◆ **YOUR OBJECTIVE**
Go through the listing and copy each line with the string "title".

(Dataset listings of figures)
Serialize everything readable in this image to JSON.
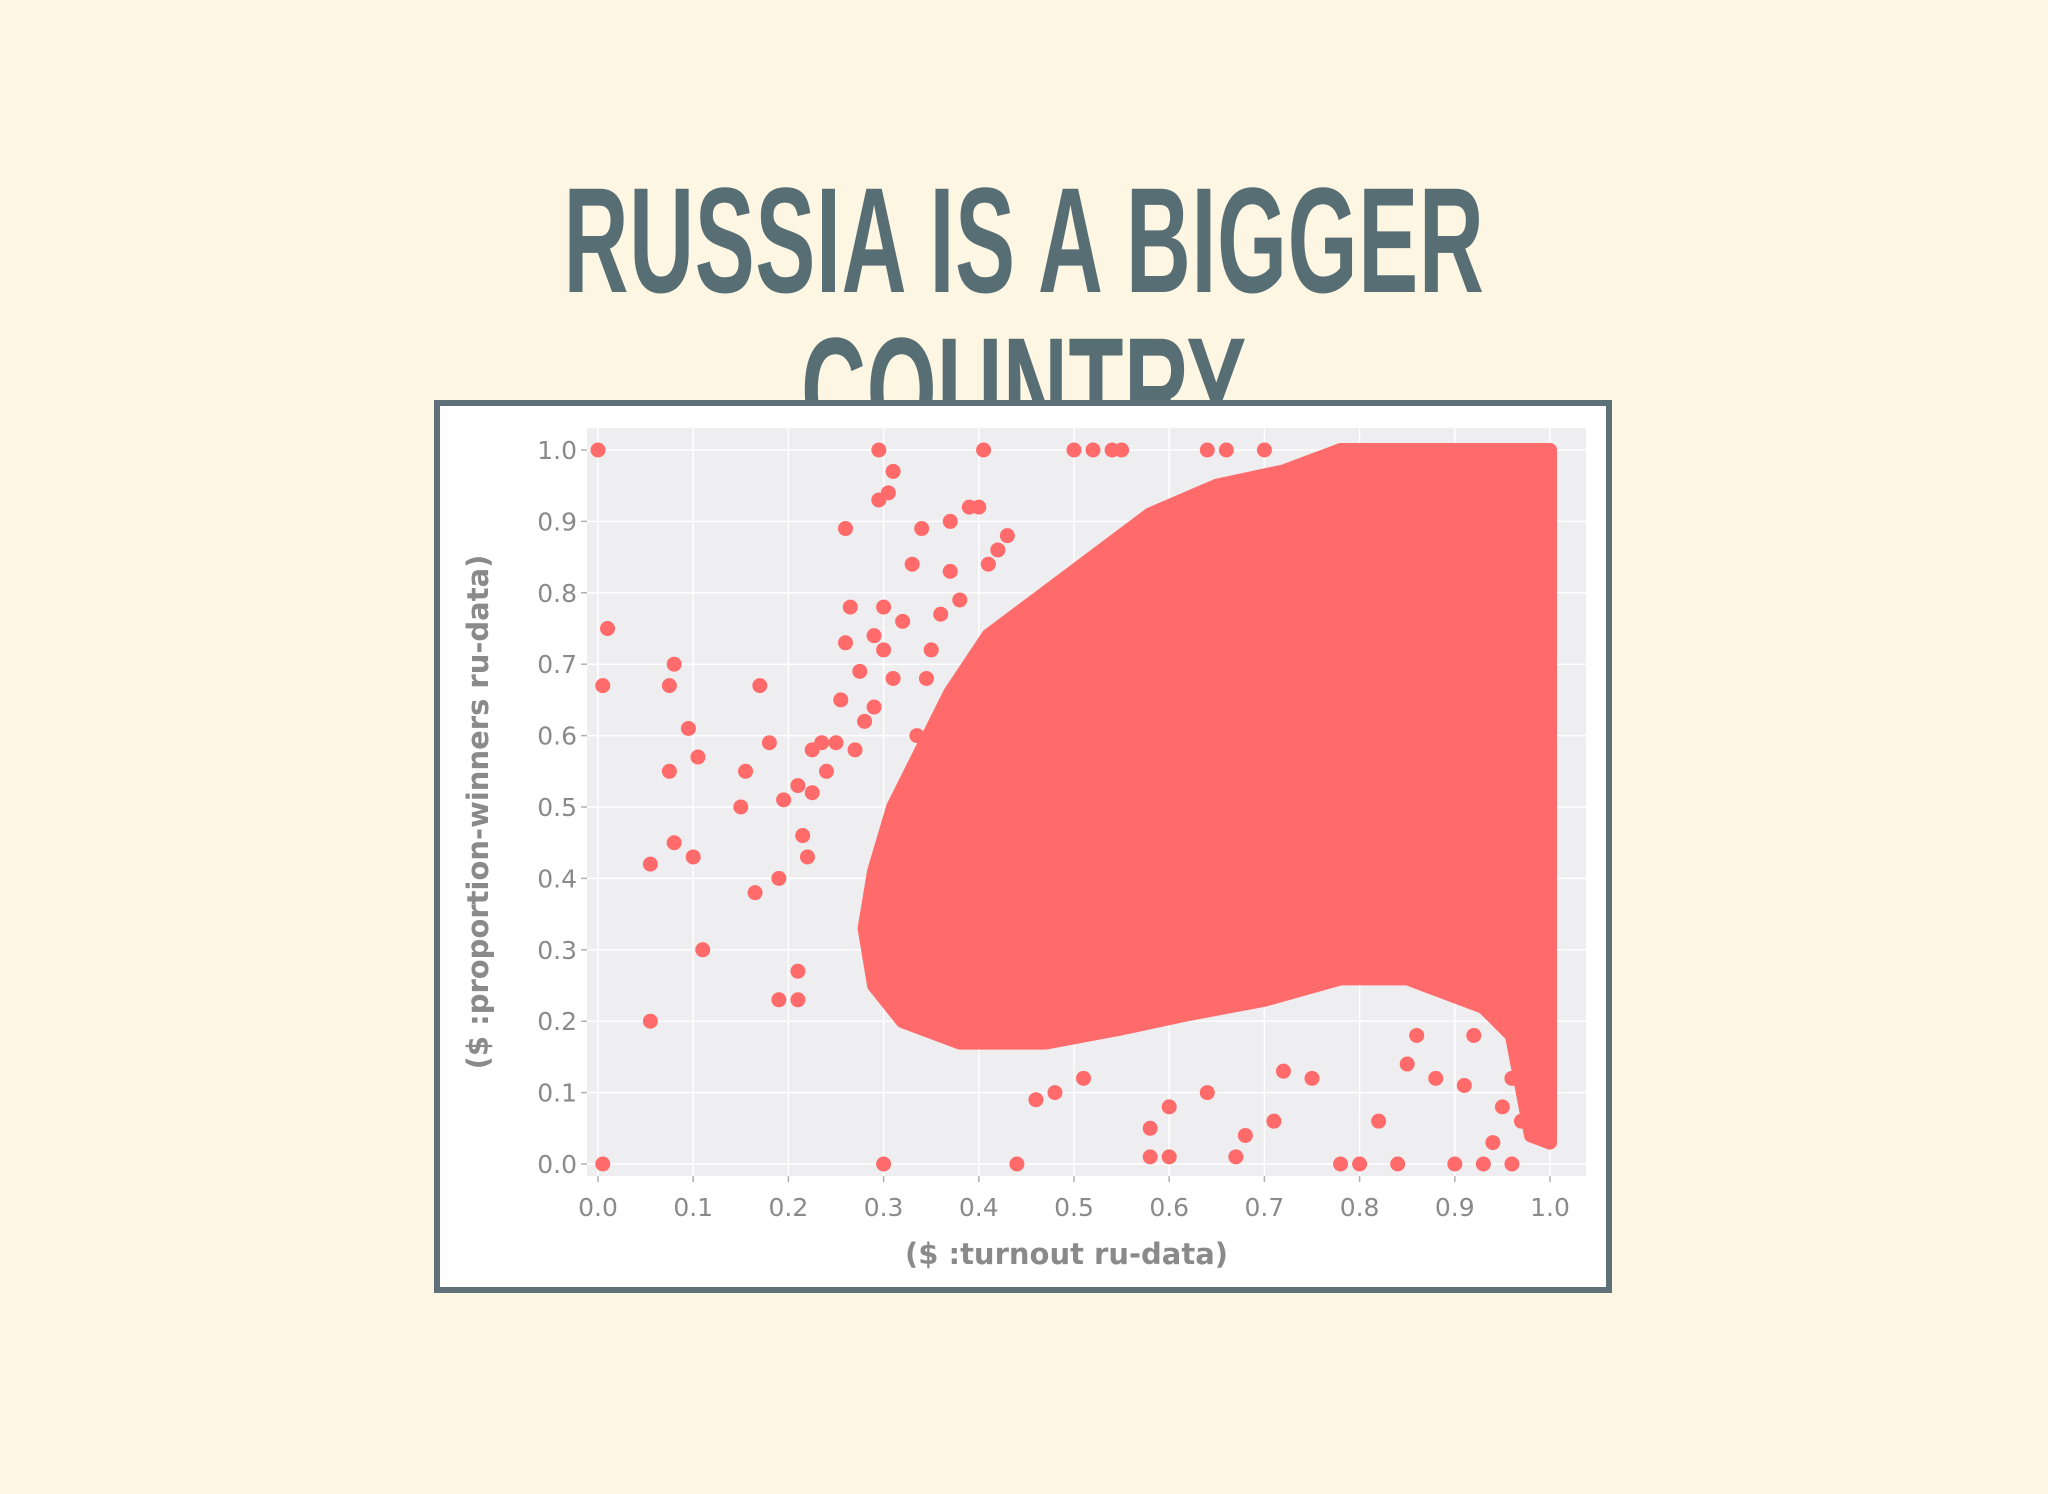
{
  "slide": {
    "title": "RUSSIA IS A BIGGER COUNTRY"
  },
  "colors": {
    "background": "#fdf6e3",
    "title": "#586e75",
    "frame": "#5f7178",
    "point": "#ff6b6b",
    "plot_bg": "#eeeef0",
    "grid": "#ffffff",
    "tick_text": "#8a8a8a"
  },
  "chart_data": {
    "type": "scatter",
    "title": "",
    "xlabel": "($ :turnout ru-data)",
    "ylabel": "($ :proportion-winners ru-data)",
    "xlim": [
      0.0,
      1.0
    ],
    "ylim": [
      0.0,
      1.0
    ],
    "xticks": [
      "0.0",
      "0.1",
      "0.2",
      "0.3",
      "0.4",
      "0.5",
      "0.6",
      "0.7",
      "0.8",
      "0.9",
      "1.0"
    ],
    "yticks": [
      "0.0",
      "0.1",
      "0.2",
      "0.3",
      "0.4",
      "0.5",
      "0.6",
      "0.7",
      "0.8",
      "0.9",
      "1.0"
    ],
    "grid": true,
    "legend": "none",
    "dense_region_outline": [
      [
        0.28,
        0.33
      ],
      [
        0.29,
        0.41
      ],
      [
        0.31,
        0.5
      ],
      [
        0.34,
        0.58
      ],
      [
        0.37,
        0.66
      ],
      [
        0.41,
        0.74
      ],
      [
        0.47,
        0.8
      ],
      [
        0.52,
        0.85
      ],
      [
        0.58,
        0.91
      ],
      [
        0.65,
        0.95
      ],
      [
        0.72,
        0.97
      ],
      [
        0.78,
        1.0
      ],
      [
        1.0,
        1.0
      ],
      [
        1.0,
        0.03
      ],
      [
        0.98,
        0.04
      ],
      [
        0.96,
        0.18
      ],
      [
        0.93,
        0.22
      ],
      [
        0.85,
        0.26
      ],
      [
        0.78,
        0.26
      ],
      [
        0.7,
        0.23
      ],
      [
        0.62,
        0.21
      ],
      [
        0.55,
        0.19
      ],
      [
        0.47,
        0.17
      ],
      [
        0.38,
        0.17
      ],
      [
        0.32,
        0.2
      ],
      [
        0.29,
        0.25
      ]
    ],
    "points": [
      {
        "x": 0.0,
        "y": 1.0
      },
      {
        "x": 0.01,
        "y": 0.75
      },
      {
        "x": 0.005,
        "y": 0.67
      },
      {
        "x": 0.005,
        "y": 0.0
      },
      {
        "x": 0.055,
        "y": 0.2
      },
      {
        "x": 0.055,
        "y": 0.42
      },
      {
        "x": 0.075,
        "y": 0.67
      },
      {
        "x": 0.08,
        "y": 0.7
      },
      {
        "x": 0.075,
        "y": 0.55
      },
      {
        "x": 0.08,
        "y": 0.45
      },
      {
        "x": 0.095,
        "y": 0.61
      },
      {
        "x": 0.1,
        "y": 0.43
      },
      {
        "x": 0.105,
        "y": 0.57
      },
      {
        "x": 0.11,
        "y": 0.3
      },
      {
        "x": 0.15,
        "y": 0.5
      },
      {
        "x": 0.155,
        "y": 0.55
      },
      {
        "x": 0.165,
        "y": 0.38
      },
      {
        "x": 0.17,
        "y": 0.67
      },
      {
        "x": 0.18,
        "y": 0.59
      },
      {
        "x": 0.19,
        "y": 0.23
      },
      {
        "x": 0.19,
        "y": 0.4
      },
      {
        "x": 0.195,
        "y": 0.51
      },
      {
        "x": 0.21,
        "y": 0.23
      },
      {
        "x": 0.21,
        "y": 0.27
      },
      {
        "x": 0.21,
        "y": 0.53
      },
      {
        "x": 0.215,
        "y": 0.46
      },
      {
        "x": 0.22,
        "y": 0.43
      },
      {
        "x": 0.225,
        "y": 0.58
      },
      {
        "x": 0.225,
        "y": 0.52
      },
      {
        "x": 0.235,
        "y": 0.59
      },
      {
        "x": 0.24,
        "y": 0.55
      },
      {
        "x": 0.25,
        "y": 0.59
      },
      {
        "x": 0.255,
        "y": 0.65
      },
      {
        "x": 0.26,
        "y": 0.89
      },
      {
        "x": 0.26,
        "y": 0.73
      },
      {
        "x": 0.265,
        "y": 0.78
      },
      {
        "x": 0.27,
        "y": 0.58
      },
      {
        "x": 0.275,
        "y": 0.69
      },
      {
        "x": 0.28,
        "y": 0.62
      },
      {
        "x": 0.29,
        "y": 0.74
      },
      {
        "x": 0.29,
        "y": 0.64
      },
      {
        "x": 0.295,
        "y": 1.0
      },
      {
        "x": 0.295,
        "y": 0.93
      },
      {
        "x": 0.3,
        "y": 0.78
      },
      {
        "x": 0.3,
        "y": 0.72
      },
      {
        "x": 0.3,
        "y": 0.0
      },
      {
        "x": 0.305,
        "y": 0.94
      },
      {
        "x": 0.31,
        "y": 0.97
      },
      {
        "x": 0.31,
        "y": 0.68
      },
      {
        "x": 0.32,
        "y": 0.76
      },
      {
        "x": 0.33,
        "y": 0.84
      },
      {
        "x": 0.335,
        "y": 0.6
      },
      {
        "x": 0.34,
        "y": 0.89
      },
      {
        "x": 0.345,
        "y": 0.68
      },
      {
        "x": 0.35,
        "y": 0.72
      },
      {
        "x": 0.36,
        "y": 0.77
      },
      {
        "x": 0.37,
        "y": 0.83
      },
      {
        "x": 0.37,
        "y": 0.9
      },
      {
        "x": 0.38,
        "y": 0.79
      },
      {
        "x": 0.39,
        "y": 0.92
      },
      {
        "x": 0.4,
        "y": 0.92
      },
      {
        "x": 0.405,
        "y": 1.0
      },
      {
        "x": 0.41,
        "y": 0.84
      },
      {
        "x": 0.42,
        "y": 0.86
      },
      {
        "x": 0.43,
        "y": 0.88
      },
      {
        "x": 0.44,
        "y": 0.0
      },
      {
        "x": 0.46,
        "y": 0.09
      },
      {
        "x": 0.48,
        "y": 0.1
      },
      {
        "x": 0.5,
        "y": 1.0
      },
      {
        "x": 0.51,
        "y": 0.12
      },
      {
        "x": 0.52,
        "y": 1.0
      },
      {
        "x": 0.54,
        "y": 1.0
      },
      {
        "x": 0.55,
        "y": 1.0
      },
      {
        "x": 0.58,
        "y": 0.05
      },
      {
        "x": 0.58,
        "y": 0.01
      },
      {
        "x": 0.6,
        "y": 0.08
      },
      {
        "x": 0.6,
        "y": 0.01
      },
      {
        "x": 0.64,
        "y": 0.1
      },
      {
        "x": 0.64,
        "y": 1.0
      },
      {
        "x": 0.66,
        "y": 1.0
      },
      {
        "x": 0.67,
        "y": 0.01
      },
      {
        "x": 0.68,
        "y": 0.04
      },
      {
        "x": 0.7,
        "y": 1.0
      },
      {
        "x": 0.71,
        "y": 0.06
      },
      {
        "x": 0.72,
        "y": 0.13
      },
      {
        "x": 0.75,
        "y": 0.12
      },
      {
        "x": 0.78,
        "y": 0.0
      },
      {
        "x": 0.8,
        "y": 0.0
      },
      {
        "x": 0.82,
        "y": 0.06
      },
      {
        "x": 0.84,
        "y": 0.0
      },
      {
        "x": 0.85,
        "y": 0.14
      },
      {
        "x": 0.86,
        "y": 0.18
      },
      {
        "x": 0.88,
        "y": 0.12
      },
      {
        "x": 0.9,
        "y": 0.0
      },
      {
        "x": 0.91,
        "y": 0.11
      },
      {
        "x": 0.92,
        "y": 0.18
      },
      {
        "x": 0.93,
        "y": 0.0
      },
      {
        "x": 0.94,
        "y": 0.03
      },
      {
        "x": 0.95,
        "y": 0.08
      },
      {
        "x": 0.96,
        "y": 0.12
      },
      {
        "x": 0.96,
        "y": 0.0
      },
      {
        "x": 0.97,
        "y": 0.06
      }
    ]
  }
}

◆ **FULL RESPONSE**
    "title": "RUSSIA IS A BIGGER COUNTRY"
    "title": "#586e75",
    "title": "",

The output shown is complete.